PROBLEM TO SOLVE: Copy out the records precisely, omitting pictures.

PROVIDED DATA:
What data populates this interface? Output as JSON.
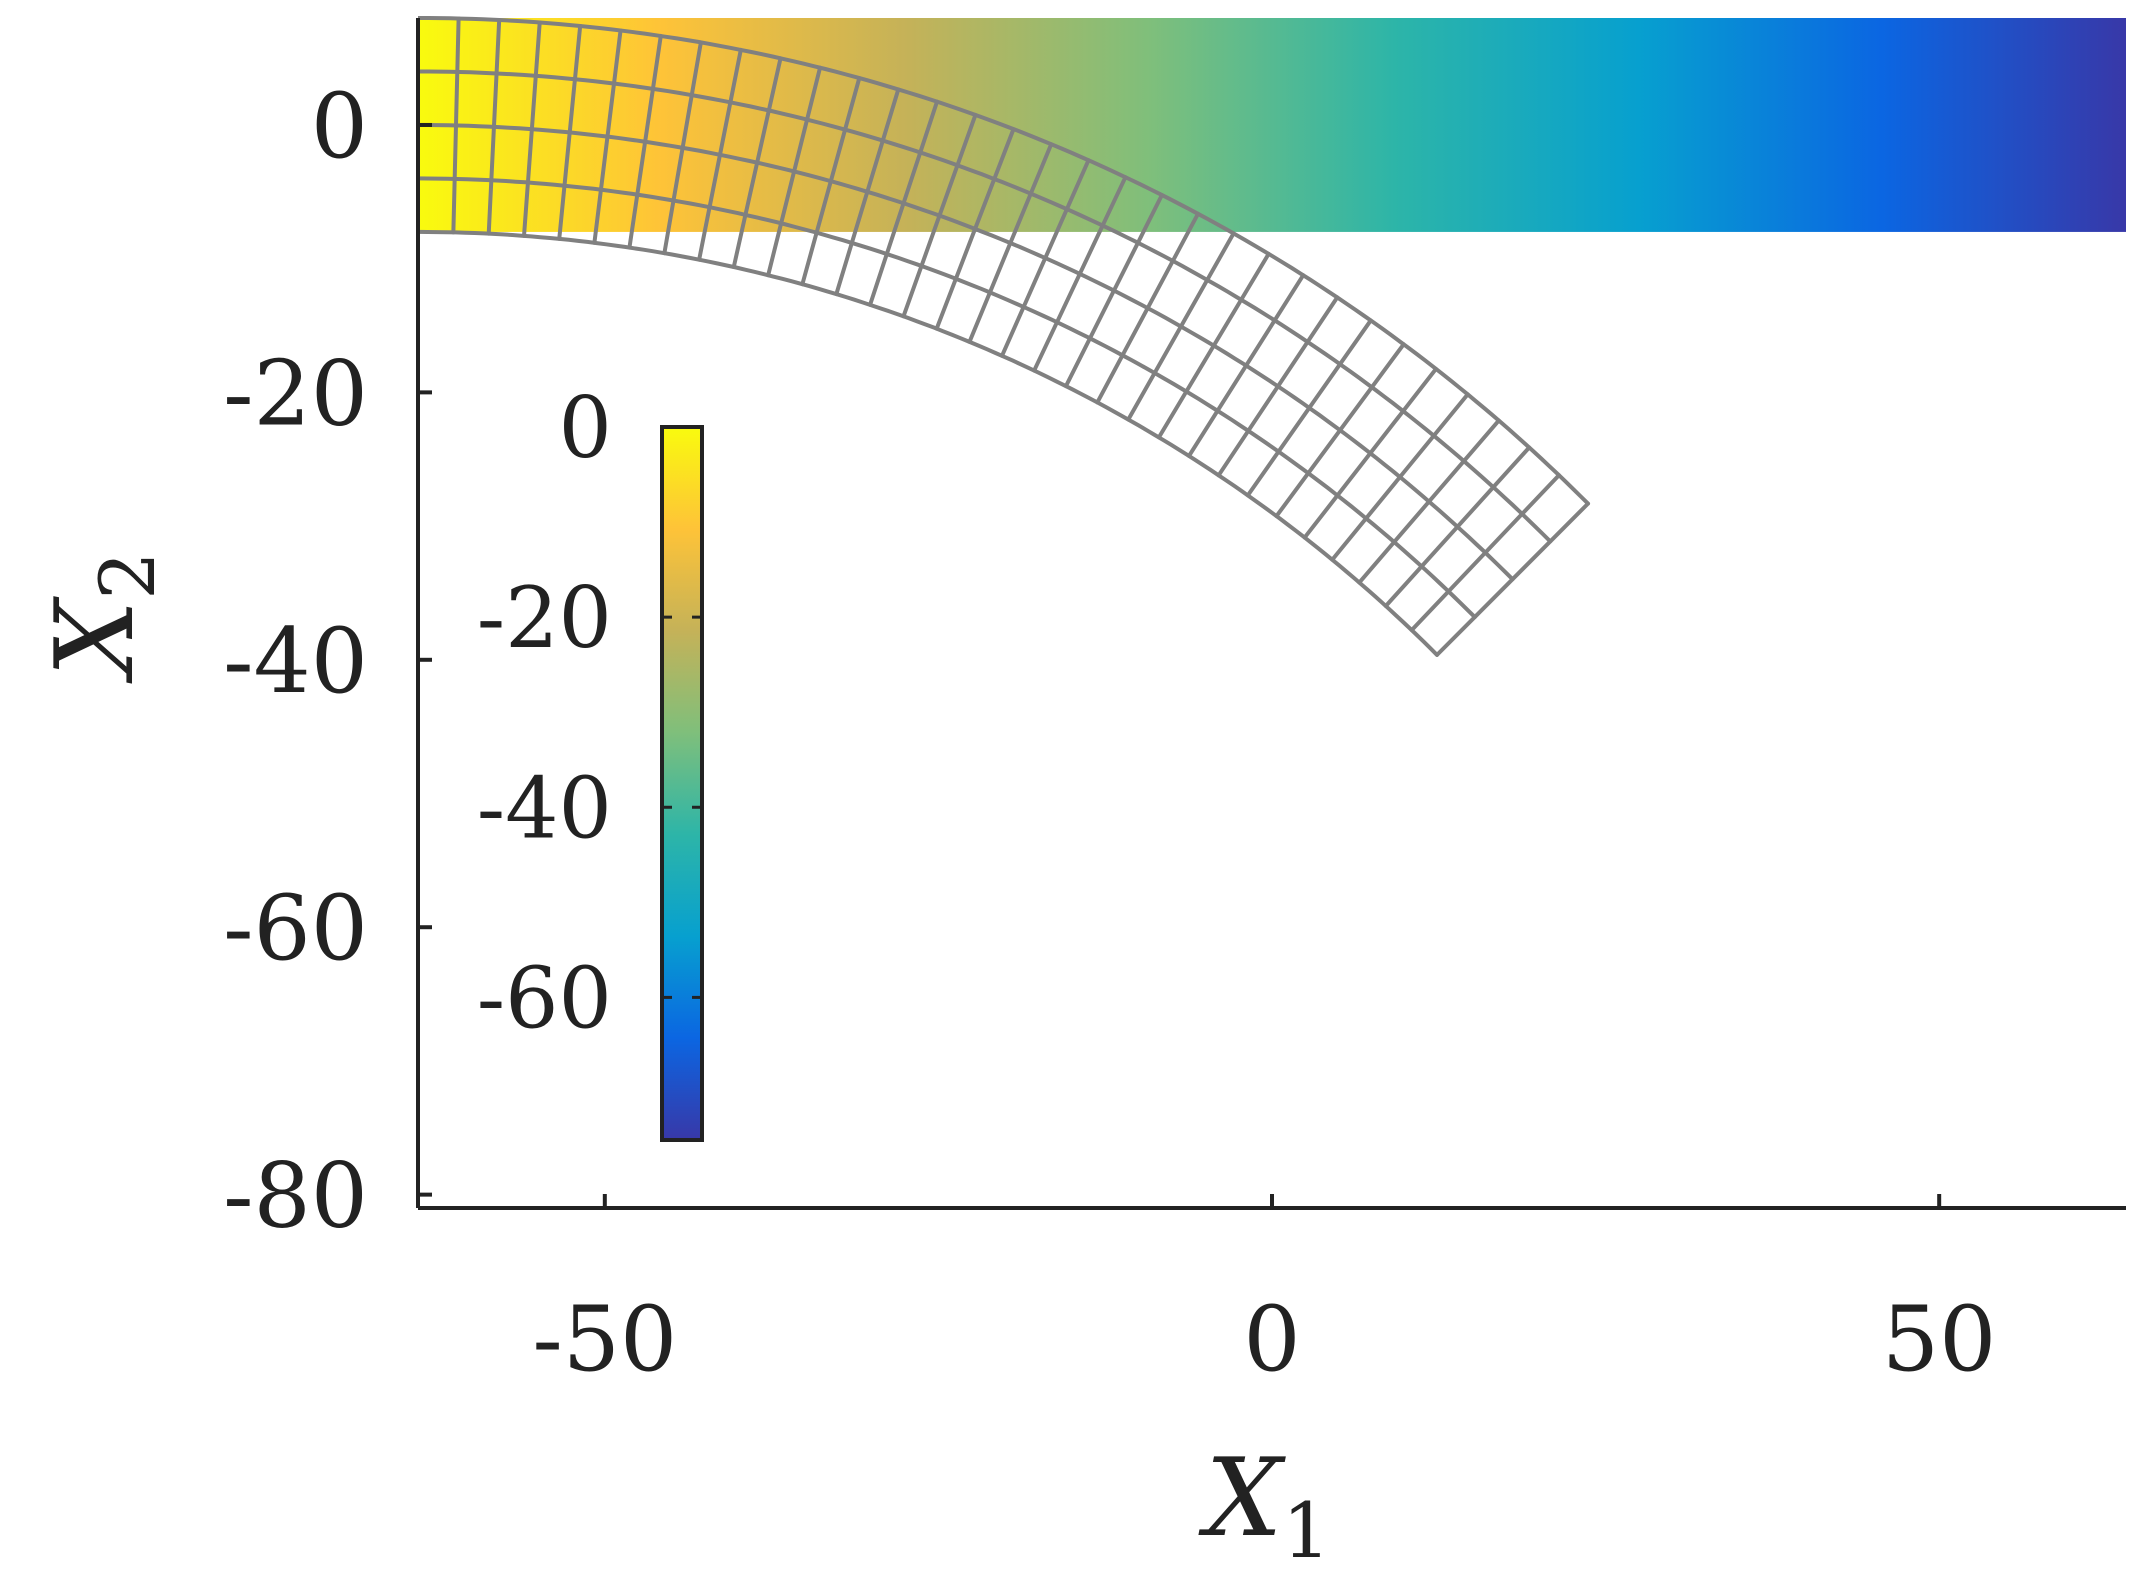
{
  "chart_data": {
    "type": "heatmap",
    "title": "",
    "xlabel": {
      "symbol": "X",
      "subscript": "1"
    },
    "ylabel": {
      "symbol": "X",
      "subscript": "2"
    },
    "xlim": [
      -64,
      64
    ],
    "ylim": [
      -81,
      8
    ],
    "xticks": [
      -50,
      0,
      50
    ],
    "xtick_labels": [
      "-50",
      "0",
      "50"
    ],
    "yticks": [
      0,
      -20,
      -40,
      -60,
      -80
    ],
    "ytick_labels": [
      "0",
      "-20",
      "-40",
      "-60",
      "-80"
    ],
    "grid": false,
    "colormap": "parula",
    "colormap_stops": [
      "#f9fb0e",
      "#fec338",
      "#c5b258",
      "#7fbf7b",
      "#2db5a8",
      "#07a0cf",
      "#0b66e2",
      "#3838a8"
    ],
    "field": {
      "description_of_values": "colored undeformed bar, value varies with X1",
      "x_range": [
        -64,
        64
      ],
      "y_range": [
        -8,
        8
      ],
      "value_at_xmin": 0,
      "value_at_xmax": -75
    },
    "colorbar": {
      "range": [
        -75,
        0
      ],
      "ticks": [
        0,
        -20,
        -40,
        -60
      ],
      "tick_labels": [
        "0",
        "-20",
        "-40",
        "-60"
      ]
    },
    "deformed_mesh": {
      "color": "#808080",
      "columns": 32,
      "rows": 4,
      "arc_center": [
        -64,
        -116
      ],
      "outer_radius": 124,
      "inner_radius": 108,
      "end_angle_deg": 45
    }
  }
}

THE RESULT:
What data populates this interface? Output as JSON.
{
  "chart_data": {
    "type": "heatmap",
    "title": "",
    "xlabel": {
      "symbol": "X",
      "subscript": "1"
    },
    "ylabel": {
      "symbol": "X",
      "subscript": "2"
    },
    "xlim": [
      -64,
      64
    ],
    "ylim": [
      -81,
      8
    ],
    "xticks": [
      -50,
      0,
      50
    ],
    "xtick_labels": [
      "-50",
      "0",
      "50"
    ],
    "yticks": [
      0,
      -20,
      -40,
      -60,
      -80
    ],
    "ytick_labels": [
      "0",
      "-20",
      "-40",
      "-60",
      "-80"
    ],
    "grid": false,
    "colormap": "parula",
    "colormap_stops": [
      "#f9fb0e",
      "#fec338",
      "#c5b258",
      "#7fbf7b",
      "#2db5a8",
      "#07a0cf",
      "#0b66e2",
      "#3838a8"
    ],
    "field": {
      "description_of_values": "colored undeformed bar, value varies with X1",
      "x_range": [
        -64,
        64
      ],
      "y_range": [
        -8,
        8
      ],
      "value_at_xmin": 0,
      "value_at_xmax": -75
    },
    "colorbar": {
      "range": [
        -75,
        0
      ],
      "ticks": [
        0,
        -20,
        -40,
        -60
      ],
      "tick_labels": [
        "0",
        "-20",
        "-40",
        "-60"
      ]
    },
    "deformed_mesh": {
      "color": "#808080",
      "columns": 32,
      "rows": 4,
      "arc_center": [
        -64,
        -116
      ],
      "outer_radius": 124,
      "inner_radius": 108,
      "end_angle_deg": 45
    }
  }
}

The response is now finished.